--- Begin ---

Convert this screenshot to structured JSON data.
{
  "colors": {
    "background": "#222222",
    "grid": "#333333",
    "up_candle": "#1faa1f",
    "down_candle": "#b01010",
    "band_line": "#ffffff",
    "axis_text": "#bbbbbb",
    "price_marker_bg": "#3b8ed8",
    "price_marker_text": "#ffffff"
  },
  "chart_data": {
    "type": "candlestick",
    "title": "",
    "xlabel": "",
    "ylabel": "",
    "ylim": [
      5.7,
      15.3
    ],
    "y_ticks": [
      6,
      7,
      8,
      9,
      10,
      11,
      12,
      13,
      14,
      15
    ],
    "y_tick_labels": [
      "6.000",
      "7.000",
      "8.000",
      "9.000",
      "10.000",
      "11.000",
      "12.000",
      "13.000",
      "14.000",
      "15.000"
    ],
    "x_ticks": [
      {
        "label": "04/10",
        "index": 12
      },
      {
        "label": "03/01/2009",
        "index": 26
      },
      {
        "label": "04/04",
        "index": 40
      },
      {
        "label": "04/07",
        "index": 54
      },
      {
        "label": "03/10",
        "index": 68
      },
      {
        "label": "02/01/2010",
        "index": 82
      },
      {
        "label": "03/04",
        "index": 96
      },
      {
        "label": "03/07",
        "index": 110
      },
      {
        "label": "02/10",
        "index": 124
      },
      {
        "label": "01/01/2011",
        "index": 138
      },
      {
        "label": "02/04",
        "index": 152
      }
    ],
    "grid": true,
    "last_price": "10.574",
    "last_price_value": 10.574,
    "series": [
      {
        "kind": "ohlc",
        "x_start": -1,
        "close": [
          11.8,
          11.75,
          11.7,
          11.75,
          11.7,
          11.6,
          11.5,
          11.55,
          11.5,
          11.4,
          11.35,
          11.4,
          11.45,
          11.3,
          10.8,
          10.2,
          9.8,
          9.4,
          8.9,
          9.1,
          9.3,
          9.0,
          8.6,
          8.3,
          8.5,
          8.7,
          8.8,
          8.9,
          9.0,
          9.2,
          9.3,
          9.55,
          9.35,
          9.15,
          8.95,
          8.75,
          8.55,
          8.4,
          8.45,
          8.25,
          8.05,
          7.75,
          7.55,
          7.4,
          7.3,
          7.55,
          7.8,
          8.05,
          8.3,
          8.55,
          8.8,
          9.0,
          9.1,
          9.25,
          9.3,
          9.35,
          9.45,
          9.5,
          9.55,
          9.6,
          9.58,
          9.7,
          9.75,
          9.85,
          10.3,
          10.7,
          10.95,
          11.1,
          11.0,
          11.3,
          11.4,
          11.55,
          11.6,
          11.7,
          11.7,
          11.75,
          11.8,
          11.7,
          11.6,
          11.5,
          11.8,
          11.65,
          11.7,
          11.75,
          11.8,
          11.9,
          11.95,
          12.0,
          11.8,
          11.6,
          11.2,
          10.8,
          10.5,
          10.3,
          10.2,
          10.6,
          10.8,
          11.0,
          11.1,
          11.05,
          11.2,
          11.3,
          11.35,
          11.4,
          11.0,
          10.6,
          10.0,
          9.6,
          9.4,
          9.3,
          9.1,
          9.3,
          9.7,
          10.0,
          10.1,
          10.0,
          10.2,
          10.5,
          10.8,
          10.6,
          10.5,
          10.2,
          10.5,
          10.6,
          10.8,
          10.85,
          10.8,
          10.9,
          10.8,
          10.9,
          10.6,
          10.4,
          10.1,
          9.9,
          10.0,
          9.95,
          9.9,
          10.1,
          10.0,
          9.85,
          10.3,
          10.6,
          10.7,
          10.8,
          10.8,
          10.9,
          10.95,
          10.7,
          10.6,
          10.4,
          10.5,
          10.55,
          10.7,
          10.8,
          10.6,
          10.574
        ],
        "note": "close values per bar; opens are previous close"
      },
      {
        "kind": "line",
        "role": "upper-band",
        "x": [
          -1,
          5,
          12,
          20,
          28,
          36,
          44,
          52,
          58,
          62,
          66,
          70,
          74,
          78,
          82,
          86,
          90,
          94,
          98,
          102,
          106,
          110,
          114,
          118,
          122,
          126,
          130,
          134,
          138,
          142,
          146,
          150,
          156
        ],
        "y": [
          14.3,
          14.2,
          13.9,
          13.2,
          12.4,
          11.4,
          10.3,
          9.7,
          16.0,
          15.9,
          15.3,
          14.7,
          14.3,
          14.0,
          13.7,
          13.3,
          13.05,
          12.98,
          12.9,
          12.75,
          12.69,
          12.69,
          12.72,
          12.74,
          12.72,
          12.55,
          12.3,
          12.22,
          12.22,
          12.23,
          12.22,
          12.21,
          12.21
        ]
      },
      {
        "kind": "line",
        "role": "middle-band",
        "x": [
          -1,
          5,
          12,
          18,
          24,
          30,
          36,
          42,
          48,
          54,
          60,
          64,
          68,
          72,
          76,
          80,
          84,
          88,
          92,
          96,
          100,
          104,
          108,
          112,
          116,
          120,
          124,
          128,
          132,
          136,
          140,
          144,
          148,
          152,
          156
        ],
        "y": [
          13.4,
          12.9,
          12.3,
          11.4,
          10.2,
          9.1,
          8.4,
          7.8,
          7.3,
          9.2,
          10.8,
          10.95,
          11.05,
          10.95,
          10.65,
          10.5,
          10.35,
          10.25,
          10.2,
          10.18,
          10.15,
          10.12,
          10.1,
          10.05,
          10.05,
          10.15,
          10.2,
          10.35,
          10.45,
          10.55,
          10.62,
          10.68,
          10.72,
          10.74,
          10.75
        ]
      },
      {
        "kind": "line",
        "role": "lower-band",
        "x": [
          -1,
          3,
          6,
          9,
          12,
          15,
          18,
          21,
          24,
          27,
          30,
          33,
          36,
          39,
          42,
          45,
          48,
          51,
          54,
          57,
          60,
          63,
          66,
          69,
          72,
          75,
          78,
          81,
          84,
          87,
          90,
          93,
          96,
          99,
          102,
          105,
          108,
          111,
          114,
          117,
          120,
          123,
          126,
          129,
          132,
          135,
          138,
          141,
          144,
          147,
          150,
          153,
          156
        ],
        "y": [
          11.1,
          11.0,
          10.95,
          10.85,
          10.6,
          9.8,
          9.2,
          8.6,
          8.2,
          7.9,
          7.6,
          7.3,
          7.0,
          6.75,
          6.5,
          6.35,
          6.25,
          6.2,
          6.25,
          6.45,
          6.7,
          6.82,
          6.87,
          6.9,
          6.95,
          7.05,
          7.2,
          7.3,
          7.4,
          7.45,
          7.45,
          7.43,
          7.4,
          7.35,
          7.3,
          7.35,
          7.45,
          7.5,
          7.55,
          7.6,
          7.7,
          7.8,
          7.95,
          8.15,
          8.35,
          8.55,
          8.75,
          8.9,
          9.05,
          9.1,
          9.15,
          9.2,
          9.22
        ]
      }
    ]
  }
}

--- End ---

_Aim:_ Your task is to output all of the data above word for word.

_Solution for this exercise:_
Convert this screenshot to structured JSON data.
{
  "colors": {
    "background": "#222222",
    "grid": "#333333",
    "up_candle": "#1faa1f",
    "down_candle": "#b01010",
    "band_line": "#ffffff",
    "axis_text": "#bbbbbb",
    "price_marker_bg": "#3b8ed8",
    "price_marker_text": "#ffffff"
  },
  "chart_data": {
    "type": "candlestick",
    "title": "",
    "xlabel": "",
    "ylabel": "",
    "ylim": [
      5.7,
      15.3
    ],
    "y_ticks": [
      6,
      7,
      8,
      9,
      10,
      11,
      12,
      13,
      14,
      15
    ],
    "y_tick_labels": [
      "6.000",
      "7.000",
      "8.000",
      "9.000",
      "10.000",
      "11.000",
      "12.000",
      "13.000",
      "14.000",
      "15.000"
    ],
    "x_ticks": [
      {
        "label": "04/10",
        "index": 12
      },
      {
        "label": "03/01/2009",
        "index": 26
      },
      {
        "label": "04/04",
        "index": 40
      },
      {
        "label": "04/07",
        "index": 54
      },
      {
        "label": "03/10",
        "index": 68
      },
      {
        "label": "02/01/2010",
        "index": 82
      },
      {
        "label": "03/04",
        "index": 96
      },
      {
        "label": "03/07",
        "index": 110
      },
      {
        "label": "02/10",
        "index": 124
      },
      {
        "label": "01/01/2011",
        "index": 138
      },
      {
        "label": "02/04",
        "index": 152
      }
    ],
    "grid": true,
    "last_price": "10.574",
    "last_price_value": 10.574,
    "series": [
      {
        "kind": "ohlc",
        "x_start": -1,
        "close": [
          11.8,
          11.75,
          11.7,
          11.75,
          11.7,
          11.6,
          11.5,
          11.55,
          11.5,
          11.4,
          11.35,
          11.4,
          11.45,
          11.3,
          10.8,
          10.2,
          9.8,
          9.4,
          8.9,
          9.1,
          9.3,
          9.0,
          8.6,
          8.3,
          8.5,
          8.7,
          8.8,
          8.9,
          9.0,
          9.2,
          9.3,
          9.55,
          9.35,
          9.15,
          8.95,
          8.75,
          8.55,
          8.4,
          8.45,
          8.25,
          8.05,
          7.75,
          7.55,
          7.4,
          7.3,
          7.55,
          7.8,
          8.05,
          8.3,
          8.55,
          8.8,
          9.0,
          9.1,
          9.25,
          9.3,
          9.35,
          9.45,
          9.5,
          9.55,
          9.6,
          9.58,
          9.7,
          9.75,
          9.85,
          10.3,
          10.7,
          10.95,
          11.1,
          11.0,
          11.3,
          11.4,
          11.55,
          11.6,
          11.7,
          11.7,
          11.75,
          11.8,
          11.7,
          11.6,
          11.5,
          11.8,
          11.65,
          11.7,
          11.75,
          11.8,
          11.9,
          11.95,
          12.0,
          11.8,
          11.6,
          11.2,
          10.8,
          10.5,
          10.3,
          10.2,
          10.6,
          10.8,
          11.0,
          11.1,
          11.05,
          11.2,
          11.3,
          11.35,
          11.4,
          11.0,
          10.6,
          10.0,
          9.6,
          9.4,
          9.3,
          9.1,
          9.3,
          9.7,
          10.0,
          10.1,
          10.0,
          10.2,
          10.5,
          10.8,
          10.6,
          10.5,
          10.2,
          10.5,
          10.6,
          10.8,
          10.85,
          10.8,
          10.9,
          10.8,
          10.9,
          10.6,
          10.4,
          10.1,
          9.9,
          10.0,
          9.95,
          9.9,
          10.1,
          10.0,
          9.85,
          10.3,
          10.6,
          10.7,
          10.8,
          10.8,
          10.9,
          10.95,
          10.7,
          10.6,
          10.4,
          10.5,
          10.55,
          10.7,
          10.8,
          10.6,
          10.574
        ],
        "note": "close values per bar; opens are previous close"
      },
      {
        "kind": "line",
        "role": "upper-band",
        "x": [
          -1,
          5,
          12,
          20,
          28,
          36,
          44,
          52,
          58,
          62,
          66,
          70,
          74,
          78,
          82,
          86,
          90,
          94,
          98,
          102,
          106,
          110,
          114,
          118,
          122,
          126,
          130,
          134,
          138,
          142,
          146,
          150,
          156
        ],
        "y": [
          14.3,
          14.2,
          13.9,
          13.2,
          12.4,
          11.4,
          10.3,
          9.7,
          16.0,
          15.9,
          15.3,
          14.7,
          14.3,
          14.0,
          13.7,
          13.3,
          13.05,
          12.98,
          12.9,
          12.75,
          12.69,
          12.69,
          12.72,
          12.74,
          12.72,
          12.55,
          12.3,
          12.22,
          12.22,
          12.23,
          12.22,
          12.21,
          12.21
        ]
      },
      {
        "kind": "line",
        "role": "middle-band",
        "x": [
          -1,
          5,
          12,
          18,
          24,
          30,
          36,
          42,
          48,
          54,
          60,
          64,
          68,
          72,
          76,
          80,
          84,
          88,
          92,
          96,
          100,
          104,
          108,
          112,
          116,
          120,
          124,
          128,
          132,
          136,
          140,
          144,
          148,
          152,
          156
        ],
        "y": [
          13.4,
          12.9,
          12.3,
          11.4,
          10.2,
          9.1,
          8.4,
          7.8,
          7.3,
          9.2,
          10.8,
          10.95,
          11.05,
          10.95,
          10.65,
          10.5,
          10.35,
          10.25,
          10.2,
          10.18,
          10.15,
          10.12,
          10.1,
          10.05,
          10.05,
          10.15,
          10.2,
          10.35,
          10.45,
          10.55,
          10.62,
          10.68,
          10.72,
          10.74,
          10.75
        ]
      },
      {
        "kind": "line",
        "role": "lower-band",
        "x": [
          -1,
          3,
          6,
          9,
          12,
          15,
          18,
          21,
          24,
          27,
          30,
          33,
          36,
          39,
          42,
          45,
          48,
          51,
          54,
          57,
          60,
          63,
          66,
          69,
          72,
          75,
          78,
          81,
          84,
          87,
          90,
          93,
          96,
          99,
          102,
          105,
          108,
          111,
          114,
          117,
          120,
          123,
          126,
          129,
          132,
          135,
          138,
          141,
          144,
          147,
          150,
          153,
          156
        ],
        "y": [
          11.1,
          11.0,
          10.95,
          10.85,
          10.6,
          9.8,
          9.2,
          8.6,
          8.2,
          7.9,
          7.6,
          7.3,
          7.0,
          6.75,
          6.5,
          6.35,
          6.25,
          6.2,
          6.25,
          6.45,
          6.7,
          6.82,
          6.87,
          6.9,
          6.95,
          7.05,
          7.2,
          7.3,
          7.4,
          7.45,
          7.45,
          7.43,
          7.4,
          7.35,
          7.3,
          7.35,
          7.45,
          7.5,
          7.55,
          7.6,
          7.7,
          7.8,
          7.95,
          8.15,
          8.35,
          8.55,
          8.75,
          8.9,
          9.05,
          9.1,
          9.15,
          9.2,
          9.22
        ]
      }
    ]
  }
}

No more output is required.